Stored dataset items

'''

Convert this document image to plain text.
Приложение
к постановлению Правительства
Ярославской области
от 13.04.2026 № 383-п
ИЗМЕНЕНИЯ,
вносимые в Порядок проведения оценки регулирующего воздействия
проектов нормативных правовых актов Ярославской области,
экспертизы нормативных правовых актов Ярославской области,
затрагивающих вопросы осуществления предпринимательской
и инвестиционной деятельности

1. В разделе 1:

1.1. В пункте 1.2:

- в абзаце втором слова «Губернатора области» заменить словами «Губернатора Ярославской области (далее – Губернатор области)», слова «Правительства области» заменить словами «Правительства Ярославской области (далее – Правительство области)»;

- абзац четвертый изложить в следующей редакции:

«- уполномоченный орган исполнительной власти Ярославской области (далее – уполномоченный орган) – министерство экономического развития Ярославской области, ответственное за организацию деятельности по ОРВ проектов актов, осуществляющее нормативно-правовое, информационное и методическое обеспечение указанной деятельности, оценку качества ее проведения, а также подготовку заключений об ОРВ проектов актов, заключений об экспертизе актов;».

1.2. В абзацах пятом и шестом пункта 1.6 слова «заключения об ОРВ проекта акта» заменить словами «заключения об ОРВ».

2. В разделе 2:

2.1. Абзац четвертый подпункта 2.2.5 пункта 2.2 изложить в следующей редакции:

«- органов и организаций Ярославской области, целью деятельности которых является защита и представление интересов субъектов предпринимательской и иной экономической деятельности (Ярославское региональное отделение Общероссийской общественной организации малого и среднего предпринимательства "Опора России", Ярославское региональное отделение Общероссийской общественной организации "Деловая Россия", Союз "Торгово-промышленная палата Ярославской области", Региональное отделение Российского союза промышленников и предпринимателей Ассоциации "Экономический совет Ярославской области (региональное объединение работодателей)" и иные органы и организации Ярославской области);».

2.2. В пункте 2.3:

'''

**What is expected:** Your task is to print all of the records exactly.

**Full output:**
Convert this document image to plain text.
Приложение
к постановлению Правительства
Ярославской области
от 13.04.2026 № 383-п
ИЗМЕНЕНИЯ,
вносимые в Порядок проведения оценки регулирующего воздействия
проектов нормативных правовых актов Ярославской области,
экспертизы нормативных правовых актов Ярославской области,
затрагивающих вопросы осуществления предпринимательской
и инвестиционной деятельности

1. В разделе 1:

1.1. В пункте 1.2:

- в абзаце втором слова «Губернатора области» заменить словами «Губернатора Ярославской области (далее – Губернатор области)», слова «Правительства области» заменить словами «Правительства Ярославской области (далее – Правительство области)»;

- абзац четвертый изложить в следующей редакции:

«- уполномоченный орган исполнительной власти Ярославской области (далее – уполномоченный орган) – министерство экономического развития Ярославской области, ответственное за организацию деятельности по ОРВ проектов актов, осуществляющее нормативно-правовое, информационное и методическое обеспечение указанной деятельности, оценку качества ее проведения, а также подготовку заключений об ОРВ проектов актов, заключений об экспертизе актов;».

1.2. В абзацах пятом и шестом пункта 1.6 слова «заключения об ОРВ проекта акта» заменить словами «заключения об ОРВ».

2. В разделе 2:

2.1. Абзац четвертый подпункта 2.2.5 пункта 2.2 изложить в следующей редакции:

«- органов и организаций Ярославской области, целью деятельности которых является защита и представление интересов субъектов предпринимательской и иной экономической деятельности (Ярославское региональное отделение Общероссийской общественной организации малого и среднего предпринимательства "Опора России", Ярославское региональное отделение Общероссийской общественной организации "Деловая Россия", Союз "Торгово-промышленная палата Ярославской области", Региональное отделение Российского союза промышленников и предпринимателей Ассоциации "Экономический совет Ярославской области (региональное объединение работодателей)" и иные органы и организации Ярославской области);».

2.2. В пункте 2.3:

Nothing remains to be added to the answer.